▶ [EXERCISE PROMPT]
Skip the pictures and extract all of the lines exactly as written.

▶ [Saved data entries]
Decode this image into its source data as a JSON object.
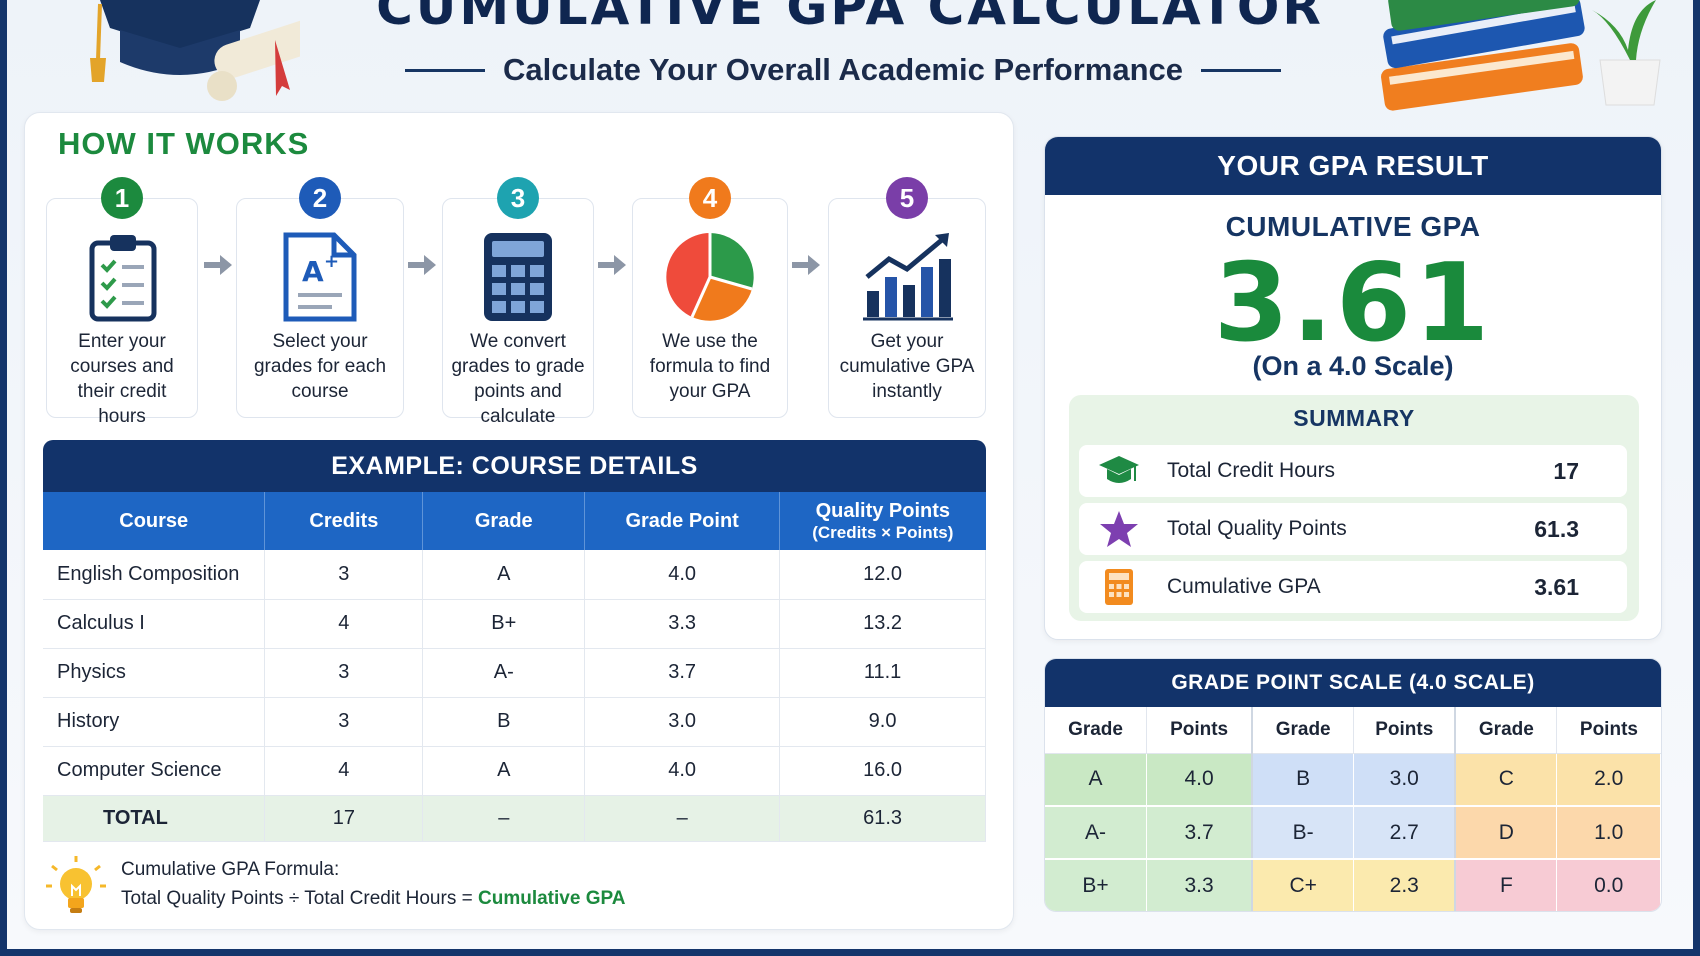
{
  "header": {
    "title": "CUMULATIVE GPA CALCULATOR",
    "subtitle": "Calculate Your Overall Academic Performance"
  },
  "how_it_works": {
    "title": "HOW IT WORKS",
    "steps": [
      {
        "num": "1",
        "text": "Enter your courses and their credit hours",
        "color": "#1c8a3e",
        "icon": "clipboard-checklist-icon"
      },
      {
        "num": "2",
        "text": "Select your grades for each course",
        "color": "#1e5bb8",
        "icon": "grade-document-icon"
      },
      {
        "num": "3",
        "text": "We convert grades to grade points and calculate",
        "color": "#1ea3b0",
        "icon": "calculator-icon"
      },
      {
        "num": "4",
        "text": "We use the formula to find your GPA",
        "color": "#f07a1c",
        "icon": "pie-chart-icon"
      },
      {
        "num": "5",
        "text": "Get your cumulative GPA instantly",
        "color": "#7a3ea8",
        "icon": "bar-chart-trend-icon"
      }
    ]
  },
  "courses": {
    "title": "EXAMPLE: COURSE DETAILS",
    "headers": [
      "Course",
      "Credits",
      "Grade",
      "Grade Point",
      "Quality Points",
      "(Credits × Points)"
    ],
    "rows": [
      [
        "English Composition",
        "3",
        "A",
        "4.0",
        "12.0"
      ],
      [
        "Calculus I",
        "4",
        "B+",
        "3.3",
        "13.2"
      ],
      [
        "Physics",
        "3",
        "A-",
        "3.7",
        "11.1"
      ],
      [
        "History",
        "3",
        "B",
        "3.0",
        "9.0"
      ],
      [
        "Computer Science",
        "4",
        "A",
        "4.0",
        "16.0"
      ]
    ],
    "total": [
      "TOTAL",
      "17",
      "–",
      "–",
      "61.3"
    ]
  },
  "formula": {
    "label": "Cumulative GPA Formula:",
    "text": "Total Quality Points ÷ Total Credit Hours =",
    "result": "Cumulative GPA"
  },
  "result": {
    "header": "YOUR GPA RESULT",
    "label": "CUMULATIVE GPA",
    "value": "3.61",
    "scale": "(On a 4.0 Scale)",
    "summary_title": "SUMMARY",
    "summary": [
      {
        "label": "Total Credit Hours",
        "value": "17",
        "icon": "graduation-cap-icon"
      },
      {
        "label": "Total Quality Points",
        "value": "61.3",
        "icon": "star-icon"
      },
      {
        "label": "Cumulative GPA",
        "value": "3.61",
        "icon": "calculator-icon"
      }
    ]
  },
  "grade_scale": {
    "title": "GRADE POINT SCALE (4.0 SCALE)",
    "col_headers": [
      "Grade",
      "Points",
      "Grade",
      "Points",
      "Grade",
      "Points"
    ],
    "rows": [
      [
        {
          "g": "A",
          "p": "4.0",
          "c": "#c9e8c4"
        },
        {
          "g": "B",
          "p": "3.0",
          "c": "#cfdff7"
        },
        {
          "g": "C",
          "p": "2.0",
          "c": "#fbe2a9"
        }
      ],
      [
        {
          "g": "A-",
          "p": "3.7",
          "c": "#d2ecd0"
        },
        {
          "g": "B-",
          "p": "2.7",
          "c": "#d7e4f7"
        },
        {
          "g": "D",
          "p": "1.0",
          "c": "#fcd8ab"
        }
      ],
      [
        {
          "g": "B+",
          "p": "3.3",
          "c": "#d2ecd0"
        },
        {
          "g": "C+",
          "p": "2.3",
          "c": "#fbeaae"
        },
        {
          "g": "F",
          "p": "0.0",
          "c": "#f7cbd4"
        }
      ]
    ]
  },
  "colors": {
    "navy": "#12336a",
    "green": "#1a8a3c",
    "table_header": "#1e66c4"
  }
}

▶ [WRITTEN REPLY]
Decode this image into its source data as a JSON object.
{
  "header": {
    "title": "CUMULATIVE GPA CALCULATOR",
    "subtitle": "Calculate Your Overall Academic Performance"
  },
  "how_it_works": {
    "title": "HOW IT WORKS",
    "steps": [
      {
        "num": "1",
        "text": "Enter your courses and their credit hours",
        "color": "#1c8a3e",
        "icon": "clipboard-checklist-icon"
      },
      {
        "num": "2",
        "text": "Select your grades for each course",
        "color": "#1e5bb8",
        "icon": "grade-document-icon"
      },
      {
        "num": "3",
        "text": "We convert grades to grade points and calculate",
        "color": "#1ea3b0",
        "icon": "calculator-icon"
      },
      {
        "num": "4",
        "text": "We use the formula to find your GPA",
        "color": "#f07a1c",
        "icon": "pie-chart-icon"
      },
      {
        "num": "5",
        "text": "Get your cumulative GPA instantly",
        "color": "#7a3ea8",
        "icon": "bar-chart-trend-icon"
      }
    ]
  },
  "courses": {
    "title": "EXAMPLE: COURSE DETAILS",
    "headers": [
      "Course",
      "Credits",
      "Grade",
      "Grade Point",
      "Quality Points",
      "(Credits × Points)"
    ],
    "rows": [
      [
        "English Composition",
        "3",
        "A",
        "4.0",
        "12.0"
      ],
      [
        "Calculus I",
        "4",
        "B+",
        "3.3",
        "13.2"
      ],
      [
        "Physics",
        "3",
        "A-",
        "3.7",
        "11.1"
      ],
      [
        "History",
        "3",
        "B",
        "3.0",
        "9.0"
      ],
      [
        "Computer Science",
        "4",
        "A",
        "4.0",
        "16.0"
      ]
    ],
    "total": [
      "TOTAL",
      "17",
      "–",
      "–",
      "61.3"
    ]
  },
  "formula": {
    "label": "Cumulative GPA Formula:",
    "text": "Total Quality Points ÷ Total Credit Hours =",
    "result": "Cumulative GPA"
  },
  "result": {
    "header": "YOUR GPA RESULT",
    "label": "CUMULATIVE GPA",
    "value": "3.61",
    "scale": "(On a 4.0 Scale)",
    "summary_title": "SUMMARY",
    "summary": [
      {
        "label": "Total Credit Hours",
        "value": "17",
        "icon": "graduation-cap-icon"
      },
      {
        "label": "Total Quality Points",
        "value": "61.3",
        "icon": "star-icon"
      },
      {
        "label": "Cumulative GPA",
        "value": "3.61",
        "icon": "calculator-icon"
      }
    ]
  },
  "grade_scale": {
    "title": "GRADE POINT SCALE (4.0 SCALE)",
    "col_headers": [
      "Grade",
      "Points",
      "Grade",
      "Points",
      "Grade",
      "Points"
    ],
    "rows": [
      [
        {
          "g": "A",
          "p": "4.0",
          "c": "#c9e8c4"
        },
        {
          "g": "B",
          "p": "3.0",
          "c": "#cfdff7"
        },
        {
          "g": "C",
          "p": "2.0",
          "c": "#fbe2a9"
        }
      ],
      [
        {
          "g": "A-",
          "p": "3.7",
          "c": "#d2ecd0"
        },
        {
          "g": "B-",
          "p": "2.7",
          "c": "#d7e4f7"
        },
        {
          "g": "D",
          "p": "1.0",
          "c": "#fcd8ab"
        }
      ],
      [
        {
          "g": "B+",
          "p": "3.3",
          "c": "#d2ecd0"
        },
        {
          "g": "C+",
          "p": "2.3",
          "c": "#fbeaae"
        },
        {
          "g": "F",
          "p": "0.0",
          "c": "#f7cbd4"
        }
      ]
    ]
  },
  "colors": {
    "navy": "#12336a",
    "green": "#1a8a3c",
    "table_header": "#1e66c4"
  }
}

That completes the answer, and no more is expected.